DATA FOR THE TASK:
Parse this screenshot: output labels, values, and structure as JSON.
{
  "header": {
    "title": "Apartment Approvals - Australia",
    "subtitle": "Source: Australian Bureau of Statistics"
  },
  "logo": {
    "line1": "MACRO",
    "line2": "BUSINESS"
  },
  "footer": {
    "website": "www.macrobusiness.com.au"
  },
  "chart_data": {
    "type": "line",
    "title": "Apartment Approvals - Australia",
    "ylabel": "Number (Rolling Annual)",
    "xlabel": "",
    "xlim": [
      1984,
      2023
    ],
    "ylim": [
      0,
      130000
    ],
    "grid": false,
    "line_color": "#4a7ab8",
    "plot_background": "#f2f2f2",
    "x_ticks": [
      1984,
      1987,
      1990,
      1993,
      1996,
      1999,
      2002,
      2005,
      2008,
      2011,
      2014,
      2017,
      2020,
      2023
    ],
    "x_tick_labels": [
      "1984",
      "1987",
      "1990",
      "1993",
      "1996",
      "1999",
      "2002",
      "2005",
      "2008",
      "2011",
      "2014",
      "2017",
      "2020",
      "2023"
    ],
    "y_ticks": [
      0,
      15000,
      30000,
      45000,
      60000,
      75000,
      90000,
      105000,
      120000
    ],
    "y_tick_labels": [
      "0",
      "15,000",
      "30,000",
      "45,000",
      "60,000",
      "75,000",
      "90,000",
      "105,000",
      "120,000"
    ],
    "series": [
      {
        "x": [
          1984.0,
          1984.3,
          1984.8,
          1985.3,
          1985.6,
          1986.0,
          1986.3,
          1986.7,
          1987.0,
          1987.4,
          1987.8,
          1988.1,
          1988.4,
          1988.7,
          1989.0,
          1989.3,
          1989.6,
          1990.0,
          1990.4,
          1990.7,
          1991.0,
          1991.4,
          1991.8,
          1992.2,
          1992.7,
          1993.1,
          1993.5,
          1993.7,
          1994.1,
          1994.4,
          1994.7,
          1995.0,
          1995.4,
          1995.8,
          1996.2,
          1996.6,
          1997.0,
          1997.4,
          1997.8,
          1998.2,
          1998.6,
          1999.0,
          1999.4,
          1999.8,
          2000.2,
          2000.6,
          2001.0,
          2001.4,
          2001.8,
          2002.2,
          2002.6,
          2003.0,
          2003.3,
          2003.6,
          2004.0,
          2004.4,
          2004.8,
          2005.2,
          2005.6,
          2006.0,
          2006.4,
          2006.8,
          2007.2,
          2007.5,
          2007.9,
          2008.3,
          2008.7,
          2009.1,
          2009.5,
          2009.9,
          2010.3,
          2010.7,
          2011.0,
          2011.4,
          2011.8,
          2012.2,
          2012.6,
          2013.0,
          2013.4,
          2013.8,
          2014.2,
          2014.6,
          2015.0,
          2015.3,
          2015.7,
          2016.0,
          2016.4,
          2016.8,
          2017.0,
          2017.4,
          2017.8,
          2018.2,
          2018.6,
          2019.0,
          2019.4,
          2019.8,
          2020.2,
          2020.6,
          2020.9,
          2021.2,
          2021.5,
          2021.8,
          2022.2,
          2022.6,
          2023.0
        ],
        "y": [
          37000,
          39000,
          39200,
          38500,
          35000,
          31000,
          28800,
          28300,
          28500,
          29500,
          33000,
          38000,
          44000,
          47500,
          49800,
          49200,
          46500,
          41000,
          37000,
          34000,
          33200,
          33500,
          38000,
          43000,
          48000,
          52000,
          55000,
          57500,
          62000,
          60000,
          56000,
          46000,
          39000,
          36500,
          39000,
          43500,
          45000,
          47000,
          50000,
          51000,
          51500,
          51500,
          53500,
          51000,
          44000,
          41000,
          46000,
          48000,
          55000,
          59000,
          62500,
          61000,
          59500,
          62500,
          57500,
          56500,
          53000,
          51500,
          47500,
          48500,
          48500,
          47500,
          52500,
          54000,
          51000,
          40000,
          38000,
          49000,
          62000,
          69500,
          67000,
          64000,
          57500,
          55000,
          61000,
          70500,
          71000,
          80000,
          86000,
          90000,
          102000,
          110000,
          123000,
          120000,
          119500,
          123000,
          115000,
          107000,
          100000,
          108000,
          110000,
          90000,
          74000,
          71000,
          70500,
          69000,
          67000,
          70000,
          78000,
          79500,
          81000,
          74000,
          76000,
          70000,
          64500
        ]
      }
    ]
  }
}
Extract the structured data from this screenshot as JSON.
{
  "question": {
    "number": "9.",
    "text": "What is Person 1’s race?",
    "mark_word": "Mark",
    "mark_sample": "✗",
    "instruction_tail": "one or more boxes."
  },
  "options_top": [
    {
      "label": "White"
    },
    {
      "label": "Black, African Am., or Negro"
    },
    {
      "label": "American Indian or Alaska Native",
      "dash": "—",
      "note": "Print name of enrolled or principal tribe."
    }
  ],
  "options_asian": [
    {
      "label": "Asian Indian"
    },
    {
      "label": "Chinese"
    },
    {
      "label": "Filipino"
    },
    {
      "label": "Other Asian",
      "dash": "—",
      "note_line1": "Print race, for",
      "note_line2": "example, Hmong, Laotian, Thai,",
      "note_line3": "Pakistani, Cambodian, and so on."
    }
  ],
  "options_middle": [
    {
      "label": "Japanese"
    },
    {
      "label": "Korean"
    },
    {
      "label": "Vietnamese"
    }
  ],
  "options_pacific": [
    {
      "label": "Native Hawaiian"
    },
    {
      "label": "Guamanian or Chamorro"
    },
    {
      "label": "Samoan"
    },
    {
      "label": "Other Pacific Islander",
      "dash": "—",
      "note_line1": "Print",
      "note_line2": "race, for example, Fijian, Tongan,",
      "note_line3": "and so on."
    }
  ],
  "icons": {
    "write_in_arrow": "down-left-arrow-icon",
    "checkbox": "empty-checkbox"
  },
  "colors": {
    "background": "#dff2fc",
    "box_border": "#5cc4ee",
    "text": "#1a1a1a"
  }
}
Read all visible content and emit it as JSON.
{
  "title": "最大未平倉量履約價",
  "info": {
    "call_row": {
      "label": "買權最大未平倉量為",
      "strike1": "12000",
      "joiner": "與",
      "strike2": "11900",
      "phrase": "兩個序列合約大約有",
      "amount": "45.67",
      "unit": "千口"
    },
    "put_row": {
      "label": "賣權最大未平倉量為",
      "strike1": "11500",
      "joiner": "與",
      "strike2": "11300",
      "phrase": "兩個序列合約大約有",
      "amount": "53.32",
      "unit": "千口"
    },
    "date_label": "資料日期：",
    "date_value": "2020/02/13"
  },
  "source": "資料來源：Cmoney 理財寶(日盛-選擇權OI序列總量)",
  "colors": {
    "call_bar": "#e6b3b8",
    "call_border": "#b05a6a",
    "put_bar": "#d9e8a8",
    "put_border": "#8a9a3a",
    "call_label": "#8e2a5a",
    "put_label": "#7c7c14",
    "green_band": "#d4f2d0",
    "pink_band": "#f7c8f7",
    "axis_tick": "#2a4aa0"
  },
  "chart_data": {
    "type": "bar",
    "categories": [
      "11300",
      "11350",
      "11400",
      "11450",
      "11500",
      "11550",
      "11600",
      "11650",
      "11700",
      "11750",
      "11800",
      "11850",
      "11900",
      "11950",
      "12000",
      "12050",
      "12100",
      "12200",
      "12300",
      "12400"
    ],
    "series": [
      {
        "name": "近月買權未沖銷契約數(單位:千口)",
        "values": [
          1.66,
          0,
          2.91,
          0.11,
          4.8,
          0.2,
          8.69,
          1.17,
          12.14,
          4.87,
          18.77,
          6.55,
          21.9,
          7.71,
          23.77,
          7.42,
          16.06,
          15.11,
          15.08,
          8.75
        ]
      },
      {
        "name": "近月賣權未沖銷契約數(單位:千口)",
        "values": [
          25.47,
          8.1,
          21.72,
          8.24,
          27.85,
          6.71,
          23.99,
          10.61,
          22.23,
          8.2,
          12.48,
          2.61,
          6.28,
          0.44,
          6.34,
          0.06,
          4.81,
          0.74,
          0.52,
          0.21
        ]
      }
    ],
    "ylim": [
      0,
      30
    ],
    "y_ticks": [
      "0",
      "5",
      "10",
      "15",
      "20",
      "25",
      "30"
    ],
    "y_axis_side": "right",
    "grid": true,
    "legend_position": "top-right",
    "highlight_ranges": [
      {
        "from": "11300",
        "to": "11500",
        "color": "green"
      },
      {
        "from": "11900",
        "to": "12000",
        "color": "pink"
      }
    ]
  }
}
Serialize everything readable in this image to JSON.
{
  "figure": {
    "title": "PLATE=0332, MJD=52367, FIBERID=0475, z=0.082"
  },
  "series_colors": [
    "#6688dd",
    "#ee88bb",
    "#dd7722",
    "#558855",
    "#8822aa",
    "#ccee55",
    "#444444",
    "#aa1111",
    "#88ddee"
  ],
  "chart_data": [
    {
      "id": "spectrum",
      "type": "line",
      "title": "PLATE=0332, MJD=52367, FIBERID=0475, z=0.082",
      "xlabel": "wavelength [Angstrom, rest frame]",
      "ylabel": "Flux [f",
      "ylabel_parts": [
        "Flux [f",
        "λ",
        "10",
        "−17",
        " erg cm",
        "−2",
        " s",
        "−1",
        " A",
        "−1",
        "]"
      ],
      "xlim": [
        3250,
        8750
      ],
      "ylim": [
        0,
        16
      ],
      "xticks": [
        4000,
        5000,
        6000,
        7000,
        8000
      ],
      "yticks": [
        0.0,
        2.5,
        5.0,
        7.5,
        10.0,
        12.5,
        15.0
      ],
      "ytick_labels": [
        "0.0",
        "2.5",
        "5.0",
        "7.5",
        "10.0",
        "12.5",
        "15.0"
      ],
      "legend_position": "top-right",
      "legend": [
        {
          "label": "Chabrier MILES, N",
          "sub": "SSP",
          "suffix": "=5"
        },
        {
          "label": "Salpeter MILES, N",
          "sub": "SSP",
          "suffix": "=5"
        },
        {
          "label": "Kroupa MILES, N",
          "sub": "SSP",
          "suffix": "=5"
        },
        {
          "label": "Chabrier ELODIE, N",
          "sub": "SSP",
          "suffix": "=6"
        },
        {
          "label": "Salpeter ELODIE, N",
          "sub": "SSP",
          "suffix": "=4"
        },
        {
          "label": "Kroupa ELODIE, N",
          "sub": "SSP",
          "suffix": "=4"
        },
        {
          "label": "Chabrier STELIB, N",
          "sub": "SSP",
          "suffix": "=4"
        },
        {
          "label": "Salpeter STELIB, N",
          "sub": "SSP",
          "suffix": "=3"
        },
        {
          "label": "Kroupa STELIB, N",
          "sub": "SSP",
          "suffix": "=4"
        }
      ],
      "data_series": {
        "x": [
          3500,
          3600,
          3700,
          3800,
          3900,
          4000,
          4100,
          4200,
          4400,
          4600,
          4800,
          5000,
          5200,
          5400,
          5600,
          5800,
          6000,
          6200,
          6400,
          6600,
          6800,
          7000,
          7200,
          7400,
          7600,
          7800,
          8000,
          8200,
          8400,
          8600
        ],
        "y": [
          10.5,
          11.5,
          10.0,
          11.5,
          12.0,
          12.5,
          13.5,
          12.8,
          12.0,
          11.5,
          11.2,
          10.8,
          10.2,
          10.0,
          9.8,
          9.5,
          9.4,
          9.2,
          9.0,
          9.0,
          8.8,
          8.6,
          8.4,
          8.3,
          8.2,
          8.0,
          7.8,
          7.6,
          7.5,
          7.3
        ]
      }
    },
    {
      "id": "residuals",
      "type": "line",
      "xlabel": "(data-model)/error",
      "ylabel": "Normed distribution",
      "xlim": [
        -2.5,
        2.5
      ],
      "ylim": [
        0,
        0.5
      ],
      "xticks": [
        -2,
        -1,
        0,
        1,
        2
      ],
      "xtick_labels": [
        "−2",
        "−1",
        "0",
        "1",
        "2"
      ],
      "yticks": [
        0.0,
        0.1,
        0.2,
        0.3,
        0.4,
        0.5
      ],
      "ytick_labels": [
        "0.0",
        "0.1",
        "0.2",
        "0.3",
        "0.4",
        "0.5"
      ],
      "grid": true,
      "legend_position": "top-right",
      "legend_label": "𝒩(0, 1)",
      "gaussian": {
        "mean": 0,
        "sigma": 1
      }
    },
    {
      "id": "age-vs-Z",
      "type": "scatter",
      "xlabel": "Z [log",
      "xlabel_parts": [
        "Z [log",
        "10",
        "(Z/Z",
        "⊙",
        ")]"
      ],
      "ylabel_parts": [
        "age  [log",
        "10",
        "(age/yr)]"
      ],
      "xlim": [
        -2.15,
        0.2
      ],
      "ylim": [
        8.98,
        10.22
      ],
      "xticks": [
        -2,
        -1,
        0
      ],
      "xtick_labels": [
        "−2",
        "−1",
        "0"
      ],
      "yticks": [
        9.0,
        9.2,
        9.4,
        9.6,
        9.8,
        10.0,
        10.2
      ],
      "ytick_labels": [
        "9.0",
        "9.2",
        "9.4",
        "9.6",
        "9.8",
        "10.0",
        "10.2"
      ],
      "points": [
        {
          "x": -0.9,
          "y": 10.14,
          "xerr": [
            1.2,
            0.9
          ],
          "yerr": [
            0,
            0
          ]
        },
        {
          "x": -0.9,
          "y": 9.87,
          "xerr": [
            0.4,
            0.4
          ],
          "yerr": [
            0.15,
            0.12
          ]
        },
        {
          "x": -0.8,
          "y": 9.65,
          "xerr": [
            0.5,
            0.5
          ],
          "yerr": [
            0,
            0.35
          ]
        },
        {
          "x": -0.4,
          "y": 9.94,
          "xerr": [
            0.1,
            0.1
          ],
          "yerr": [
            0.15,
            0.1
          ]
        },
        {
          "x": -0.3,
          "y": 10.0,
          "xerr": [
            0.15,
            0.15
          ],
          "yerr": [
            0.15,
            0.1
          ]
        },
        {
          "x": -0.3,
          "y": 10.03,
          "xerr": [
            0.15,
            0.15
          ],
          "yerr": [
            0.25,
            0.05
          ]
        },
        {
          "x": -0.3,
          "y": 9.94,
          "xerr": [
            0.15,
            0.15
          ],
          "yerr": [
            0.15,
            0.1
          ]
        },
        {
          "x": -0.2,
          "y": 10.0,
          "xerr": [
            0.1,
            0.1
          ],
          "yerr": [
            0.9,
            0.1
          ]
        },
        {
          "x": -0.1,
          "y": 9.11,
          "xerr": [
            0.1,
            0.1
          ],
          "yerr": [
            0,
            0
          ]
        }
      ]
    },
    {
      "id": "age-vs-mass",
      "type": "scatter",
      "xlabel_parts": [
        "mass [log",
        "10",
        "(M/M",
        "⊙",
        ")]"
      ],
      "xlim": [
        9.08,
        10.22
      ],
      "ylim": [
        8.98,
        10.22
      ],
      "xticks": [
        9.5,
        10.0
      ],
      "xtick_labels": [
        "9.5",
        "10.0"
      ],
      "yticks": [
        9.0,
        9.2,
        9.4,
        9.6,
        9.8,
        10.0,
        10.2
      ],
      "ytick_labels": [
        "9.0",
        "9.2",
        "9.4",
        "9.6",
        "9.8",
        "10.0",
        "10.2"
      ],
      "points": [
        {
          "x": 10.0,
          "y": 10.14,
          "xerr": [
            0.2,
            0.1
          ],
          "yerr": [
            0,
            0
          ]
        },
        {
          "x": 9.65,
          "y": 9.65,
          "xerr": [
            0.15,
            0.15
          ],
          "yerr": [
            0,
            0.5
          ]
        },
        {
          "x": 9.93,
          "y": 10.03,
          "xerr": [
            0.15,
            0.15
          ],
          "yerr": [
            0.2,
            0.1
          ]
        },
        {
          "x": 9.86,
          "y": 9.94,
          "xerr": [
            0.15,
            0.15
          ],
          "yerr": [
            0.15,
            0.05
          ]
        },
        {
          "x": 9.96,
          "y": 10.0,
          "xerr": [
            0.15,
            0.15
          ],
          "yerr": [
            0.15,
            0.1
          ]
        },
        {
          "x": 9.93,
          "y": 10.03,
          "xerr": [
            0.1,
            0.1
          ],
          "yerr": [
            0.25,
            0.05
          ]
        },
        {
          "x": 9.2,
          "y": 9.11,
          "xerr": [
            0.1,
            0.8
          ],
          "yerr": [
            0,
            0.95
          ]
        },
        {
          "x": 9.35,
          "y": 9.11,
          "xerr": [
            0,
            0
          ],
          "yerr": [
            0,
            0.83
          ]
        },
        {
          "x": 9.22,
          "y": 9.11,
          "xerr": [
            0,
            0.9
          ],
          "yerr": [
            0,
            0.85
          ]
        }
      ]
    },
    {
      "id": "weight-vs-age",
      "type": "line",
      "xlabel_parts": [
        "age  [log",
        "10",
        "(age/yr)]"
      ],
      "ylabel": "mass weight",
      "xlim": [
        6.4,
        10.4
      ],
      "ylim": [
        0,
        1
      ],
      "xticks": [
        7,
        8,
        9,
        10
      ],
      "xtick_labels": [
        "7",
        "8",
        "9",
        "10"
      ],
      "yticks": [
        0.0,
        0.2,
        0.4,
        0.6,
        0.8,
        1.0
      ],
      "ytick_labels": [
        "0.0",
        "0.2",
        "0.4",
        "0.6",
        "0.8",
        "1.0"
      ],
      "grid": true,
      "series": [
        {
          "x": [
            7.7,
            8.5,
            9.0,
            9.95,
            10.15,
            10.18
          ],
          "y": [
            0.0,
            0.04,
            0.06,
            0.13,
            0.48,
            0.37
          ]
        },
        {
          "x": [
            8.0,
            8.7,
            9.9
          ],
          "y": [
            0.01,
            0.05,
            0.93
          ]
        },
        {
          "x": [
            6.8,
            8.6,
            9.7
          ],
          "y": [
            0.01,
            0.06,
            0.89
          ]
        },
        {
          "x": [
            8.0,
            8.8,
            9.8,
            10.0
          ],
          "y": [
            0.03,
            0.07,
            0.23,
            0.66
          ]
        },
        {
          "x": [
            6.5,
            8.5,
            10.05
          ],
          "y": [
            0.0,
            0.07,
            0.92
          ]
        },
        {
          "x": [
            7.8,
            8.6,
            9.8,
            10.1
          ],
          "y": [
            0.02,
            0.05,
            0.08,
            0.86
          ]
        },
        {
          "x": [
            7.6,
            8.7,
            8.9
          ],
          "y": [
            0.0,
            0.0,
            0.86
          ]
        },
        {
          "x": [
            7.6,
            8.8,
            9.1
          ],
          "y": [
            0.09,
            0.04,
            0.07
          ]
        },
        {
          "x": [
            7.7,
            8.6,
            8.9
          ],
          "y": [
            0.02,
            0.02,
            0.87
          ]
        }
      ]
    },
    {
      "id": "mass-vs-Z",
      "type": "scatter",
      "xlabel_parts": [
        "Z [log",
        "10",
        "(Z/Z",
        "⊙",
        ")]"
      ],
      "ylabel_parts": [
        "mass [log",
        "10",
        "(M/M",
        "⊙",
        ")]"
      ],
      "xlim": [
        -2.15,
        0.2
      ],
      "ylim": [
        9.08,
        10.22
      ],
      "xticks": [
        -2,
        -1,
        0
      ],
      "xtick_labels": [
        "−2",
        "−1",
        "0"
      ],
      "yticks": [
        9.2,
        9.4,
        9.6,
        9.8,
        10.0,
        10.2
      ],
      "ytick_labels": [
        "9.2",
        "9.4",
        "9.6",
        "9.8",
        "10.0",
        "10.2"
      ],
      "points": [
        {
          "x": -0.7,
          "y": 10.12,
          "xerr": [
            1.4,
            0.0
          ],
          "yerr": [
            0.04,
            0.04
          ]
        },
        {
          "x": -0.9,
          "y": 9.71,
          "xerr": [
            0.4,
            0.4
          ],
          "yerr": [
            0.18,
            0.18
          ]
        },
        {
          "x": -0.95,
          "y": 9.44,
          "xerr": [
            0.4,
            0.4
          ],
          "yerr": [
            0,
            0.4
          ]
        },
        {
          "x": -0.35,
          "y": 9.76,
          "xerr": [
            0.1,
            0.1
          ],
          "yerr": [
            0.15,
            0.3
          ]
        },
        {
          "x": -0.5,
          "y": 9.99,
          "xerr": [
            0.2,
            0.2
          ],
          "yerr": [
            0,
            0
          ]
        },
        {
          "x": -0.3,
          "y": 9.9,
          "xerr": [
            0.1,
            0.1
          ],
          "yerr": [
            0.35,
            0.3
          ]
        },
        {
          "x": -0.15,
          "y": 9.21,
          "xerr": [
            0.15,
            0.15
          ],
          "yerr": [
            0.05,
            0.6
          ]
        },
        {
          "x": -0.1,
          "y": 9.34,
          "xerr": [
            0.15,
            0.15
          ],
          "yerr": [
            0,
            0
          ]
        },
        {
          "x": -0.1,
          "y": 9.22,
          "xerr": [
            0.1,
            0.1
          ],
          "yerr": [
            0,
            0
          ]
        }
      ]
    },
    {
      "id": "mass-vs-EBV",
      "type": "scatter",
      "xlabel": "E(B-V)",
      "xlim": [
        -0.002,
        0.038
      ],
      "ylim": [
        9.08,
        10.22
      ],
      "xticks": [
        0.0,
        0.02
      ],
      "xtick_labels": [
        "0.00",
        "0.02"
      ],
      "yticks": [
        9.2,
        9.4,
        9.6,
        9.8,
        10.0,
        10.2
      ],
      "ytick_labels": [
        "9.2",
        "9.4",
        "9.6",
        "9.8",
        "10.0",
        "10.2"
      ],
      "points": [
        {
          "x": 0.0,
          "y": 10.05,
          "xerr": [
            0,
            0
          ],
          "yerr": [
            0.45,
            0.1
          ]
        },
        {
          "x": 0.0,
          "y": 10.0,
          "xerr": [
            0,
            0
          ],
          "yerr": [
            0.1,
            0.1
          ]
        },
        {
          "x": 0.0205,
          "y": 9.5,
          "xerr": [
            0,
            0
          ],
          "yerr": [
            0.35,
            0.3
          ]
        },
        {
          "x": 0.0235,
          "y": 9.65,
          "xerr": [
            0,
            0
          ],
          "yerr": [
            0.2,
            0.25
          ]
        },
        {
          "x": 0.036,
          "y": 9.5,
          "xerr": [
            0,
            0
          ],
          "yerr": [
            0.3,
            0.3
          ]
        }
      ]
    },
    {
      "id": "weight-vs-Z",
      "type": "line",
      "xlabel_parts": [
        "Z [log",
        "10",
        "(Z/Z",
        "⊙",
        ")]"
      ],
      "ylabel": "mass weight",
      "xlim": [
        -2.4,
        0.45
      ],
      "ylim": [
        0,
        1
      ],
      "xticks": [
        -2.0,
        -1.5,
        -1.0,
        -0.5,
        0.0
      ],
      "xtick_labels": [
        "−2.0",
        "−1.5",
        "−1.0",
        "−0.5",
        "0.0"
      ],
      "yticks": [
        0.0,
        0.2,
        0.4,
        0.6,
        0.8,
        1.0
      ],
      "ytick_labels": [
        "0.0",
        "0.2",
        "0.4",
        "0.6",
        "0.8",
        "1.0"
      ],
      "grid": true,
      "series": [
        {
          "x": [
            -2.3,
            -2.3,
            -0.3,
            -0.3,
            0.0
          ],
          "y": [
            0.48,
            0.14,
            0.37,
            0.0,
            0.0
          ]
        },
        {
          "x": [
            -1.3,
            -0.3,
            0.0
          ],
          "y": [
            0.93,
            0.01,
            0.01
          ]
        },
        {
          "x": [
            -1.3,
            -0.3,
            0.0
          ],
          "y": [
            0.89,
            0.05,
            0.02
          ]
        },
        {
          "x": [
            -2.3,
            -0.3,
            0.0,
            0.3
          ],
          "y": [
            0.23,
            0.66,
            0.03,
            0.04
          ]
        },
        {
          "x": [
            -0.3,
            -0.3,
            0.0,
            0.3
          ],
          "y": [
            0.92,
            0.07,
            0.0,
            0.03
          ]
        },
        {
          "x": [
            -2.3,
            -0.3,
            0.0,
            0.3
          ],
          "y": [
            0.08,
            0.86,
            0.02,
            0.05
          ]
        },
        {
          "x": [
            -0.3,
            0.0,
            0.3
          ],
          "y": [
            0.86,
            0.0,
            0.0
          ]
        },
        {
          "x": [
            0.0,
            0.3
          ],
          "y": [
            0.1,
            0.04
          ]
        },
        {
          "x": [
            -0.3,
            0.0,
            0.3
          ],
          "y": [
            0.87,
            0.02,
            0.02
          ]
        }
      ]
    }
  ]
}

GIVEN PROBLEM: For the listing above, identify each line bearing "STELIB".

ANSWER TO THE PROBLEM:
          "label": "Chabrier STELIB, N",
          "label": "Salpeter STELIB, N",
          "label": "Kroupa STELIB, N",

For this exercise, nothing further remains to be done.